▶ [TASK STATEMENT] Repeat each entry as written, dropping any picture you find.

▶ [MATERIAL TO PROCESS]
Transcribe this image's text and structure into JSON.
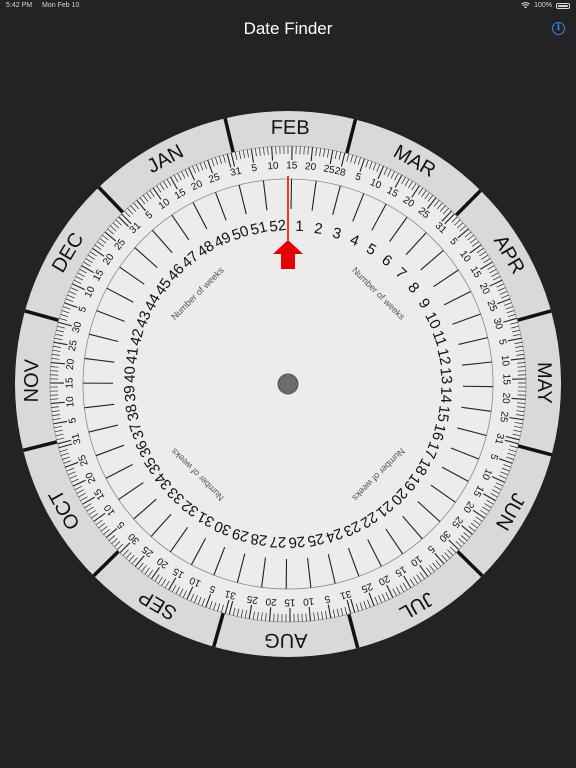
{
  "status_bar": {
    "time": "5:42 PM",
    "date": "Mon Feb 10",
    "battery": "100%"
  },
  "nav": {
    "title": "Date Finder"
  },
  "dial": {
    "months": [
      "JAN",
      "FEB",
      "MAR",
      "APR",
      "MAY",
      "JUN",
      "JUL",
      "AUG",
      "SEP",
      "OCT",
      "NOV",
      "DEC"
    ],
    "month_days": [
      31,
      28,
      31,
      30,
      31,
      30,
      31,
      31,
      30,
      31,
      30,
      31
    ],
    "day_labels": [
      "5",
      "10",
      "15",
      "20",
      "25"
    ],
    "week_numbers": [
      "1",
      "2",
      "3",
      "4",
      "5",
      "6",
      "7",
      "8",
      "9",
      "10",
      "11",
      "12",
      "13",
      "14",
      "15",
      "16",
      "17",
      "18",
      "19",
      "20",
      "21",
      "22",
      "23",
      "24",
      "25",
      "26",
      "27",
      "28",
      "29",
      "30",
      "31",
      "32",
      "33",
      "34",
      "35",
      "36",
      "37",
      "38",
      "39",
      "40",
      "41",
      "42",
      "43",
      "44",
      "45",
      "46",
      "47",
      "48",
      "49",
      "50",
      "51",
      "52"
    ],
    "weeks_label": "Number of weeks",
    "pointer_day_of_year": 46,
    "colors": {
      "outer_ring": "#d9d9d9",
      "inner_disc": "#ececec",
      "pointer": "#e60000",
      "hub": "#6a6a6a",
      "ink": "#111111"
    }
  }
}
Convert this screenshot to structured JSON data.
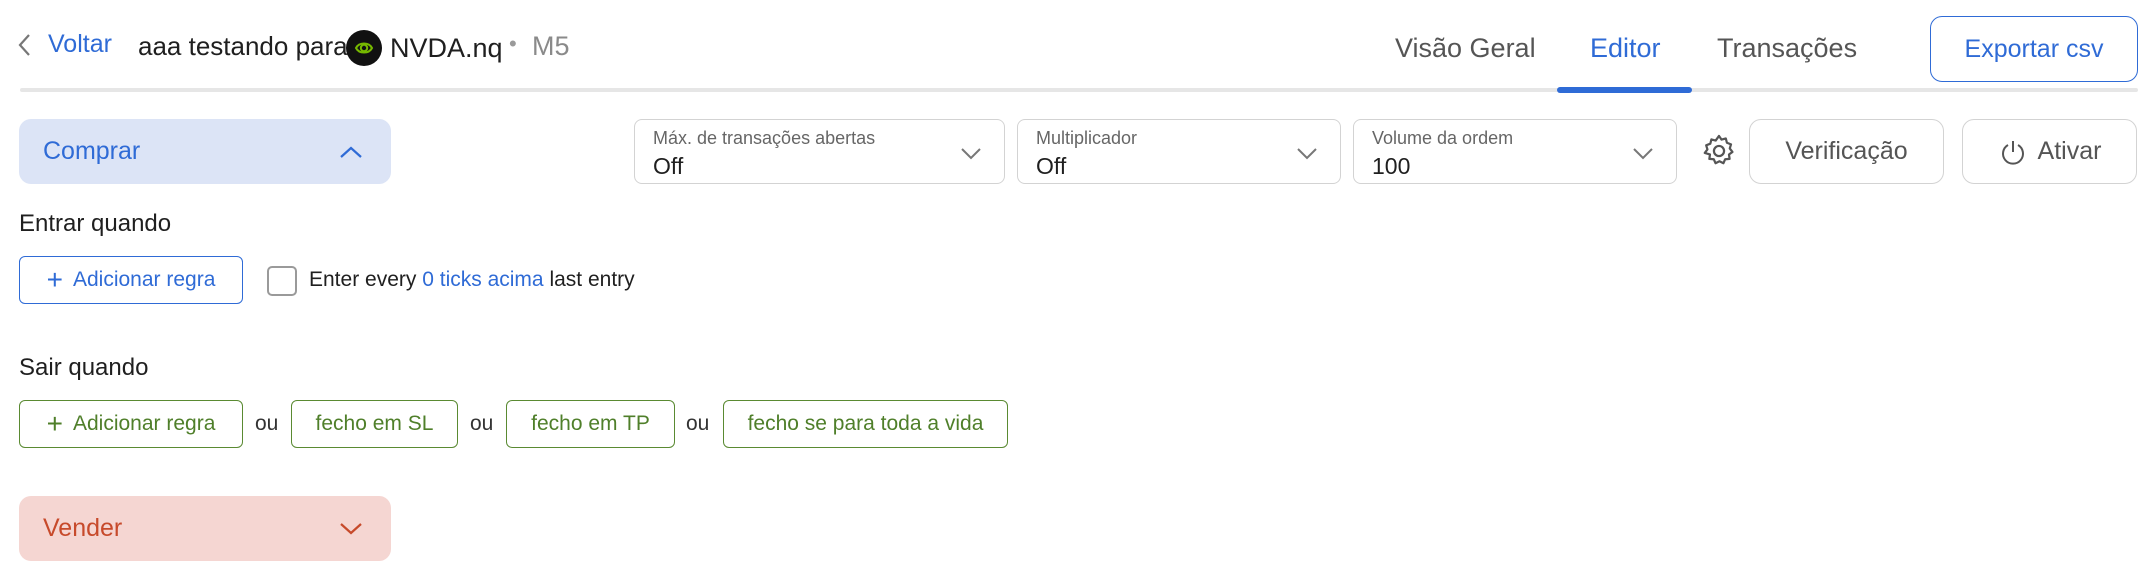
{
  "header": {
    "back_label": "Voltar",
    "strategy_title": "aaa testando para",
    "symbol": "NVDA.nq",
    "separator": "•",
    "timeframe": "M5",
    "tabs": [
      {
        "label": "Visão Geral",
        "active": false
      },
      {
        "label": "Editor",
        "active": true
      },
      {
        "label": "Transações",
        "active": false
      }
    ],
    "export_label": "Exportar csv"
  },
  "buy": {
    "label": "Comprar",
    "expanded": true
  },
  "controls": {
    "max_open": {
      "label": "Máx. de transações abertas",
      "value": "Off"
    },
    "multiplier": {
      "label": "Multiplicador",
      "value": "Off"
    },
    "order_volume": {
      "label": "Volume da ordem",
      "value": "100"
    },
    "verify_label": "Verificação",
    "activate_label": "Ativar"
  },
  "enter": {
    "heading": "Entrar quando",
    "add_rule": "Adicionar regra",
    "every_prefix": "Enter every",
    "every_link": "0 ticks acima",
    "every_suffix": "last entry",
    "checked": false
  },
  "exit": {
    "heading": "Sair quando",
    "add_rule": "Adicionar regra",
    "or": "ou",
    "rules": [
      "fecho em SL",
      "fecho em TP",
      "fecho se para toda a vida"
    ]
  },
  "sell": {
    "label": "Vender",
    "expanded": false
  },
  "colors": {
    "accent": "#2f6bd6",
    "buy_bg": "#dce4f6",
    "sell_bg": "#f5d6d2",
    "sell_text": "#c74a2b",
    "exit_green": "#4f7f2a"
  }
}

▶ [WRITTEN RESPONSE]
Transcribe this image's text and structure into JSON.
{
  "status_bar": {
    "time": "5:42 PM",
    "date": "Mon Feb 10",
    "battery": "100%"
  },
  "nav": {
    "title": "Date Finder"
  },
  "dial": {
    "months": [
      "JAN",
      "FEB",
      "MAR",
      "APR",
      "MAY",
      "JUN",
      "JUL",
      "AUG",
      "SEP",
      "OCT",
      "NOV",
      "DEC"
    ],
    "month_days": [
      31,
      28,
      31,
      30,
      31,
      30,
      31,
      31,
      30,
      31,
      30,
      31
    ],
    "day_labels": [
      "5",
      "10",
      "15",
      "20",
      "25"
    ],
    "week_numbers": [
      "1",
      "2",
      "3",
      "4",
      "5",
      "6",
      "7",
      "8",
      "9",
      "10",
      "11",
      "12",
      "13",
      "14",
      "15",
      "16",
      "17",
      "18",
      "19",
      "20",
      "21",
      "22",
      "23",
      "24",
      "25",
      "26",
      "27",
      "28",
      "29",
      "30",
      "31",
      "32",
      "33",
      "34",
      "35",
      "36",
      "37",
      "38",
      "39",
      "40",
      "41",
      "42",
      "43",
      "44",
      "45",
      "46",
      "47",
      "48",
      "49",
      "50",
      "51",
      "52"
    ],
    "weeks_label": "Number of weeks",
    "pointer_day_of_year": 46,
    "colors": {
      "outer_ring": "#d9d9d9",
      "inner_disc": "#ececec",
      "pointer": "#e60000",
      "hub": "#6a6a6a",
      "ink": "#111111"
    }
  }
}
Convert this screenshot to structured JSON data.
{
  "header": {
    "back_label": "Voltar",
    "strategy_title": "aaa testando para",
    "symbol": "NVDA.nq",
    "separator": "•",
    "timeframe": "M5",
    "tabs": [
      {
        "label": "Visão Geral",
        "active": false
      },
      {
        "label": "Editor",
        "active": true
      },
      {
        "label": "Transações",
        "active": false
      }
    ],
    "export_label": "Exportar csv"
  },
  "buy": {
    "label": "Comprar",
    "expanded": true
  },
  "controls": {
    "max_open": {
      "label": "Máx. de transações abertas",
      "value": "Off"
    },
    "multiplier": {
      "label": "Multiplicador",
      "value": "Off"
    },
    "order_volume": {
      "label": "Volume da ordem",
      "value": "100"
    },
    "verify_label": "Verificação",
    "activate_label": "Ativar"
  },
  "enter": {
    "heading": "Entrar quando",
    "add_rule": "Adicionar regra",
    "every_prefix": "Enter every",
    "every_link": "0 ticks acima",
    "every_suffix": "last entry",
    "checked": false
  },
  "exit": {
    "heading": "Sair quando",
    "add_rule": "Adicionar regra",
    "or": "ou",
    "rules": [
      "fecho em SL",
      "fecho em TP",
      "fecho se para toda a vida"
    ]
  },
  "sell": {
    "label": "Vender",
    "expanded": false
  },
  "colors": {
    "accent": "#2f6bd6",
    "buy_bg": "#dce4f6",
    "sell_bg": "#f5d6d2",
    "sell_text": "#c74a2b",
    "exit_green": "#4f7f2a"
  }
}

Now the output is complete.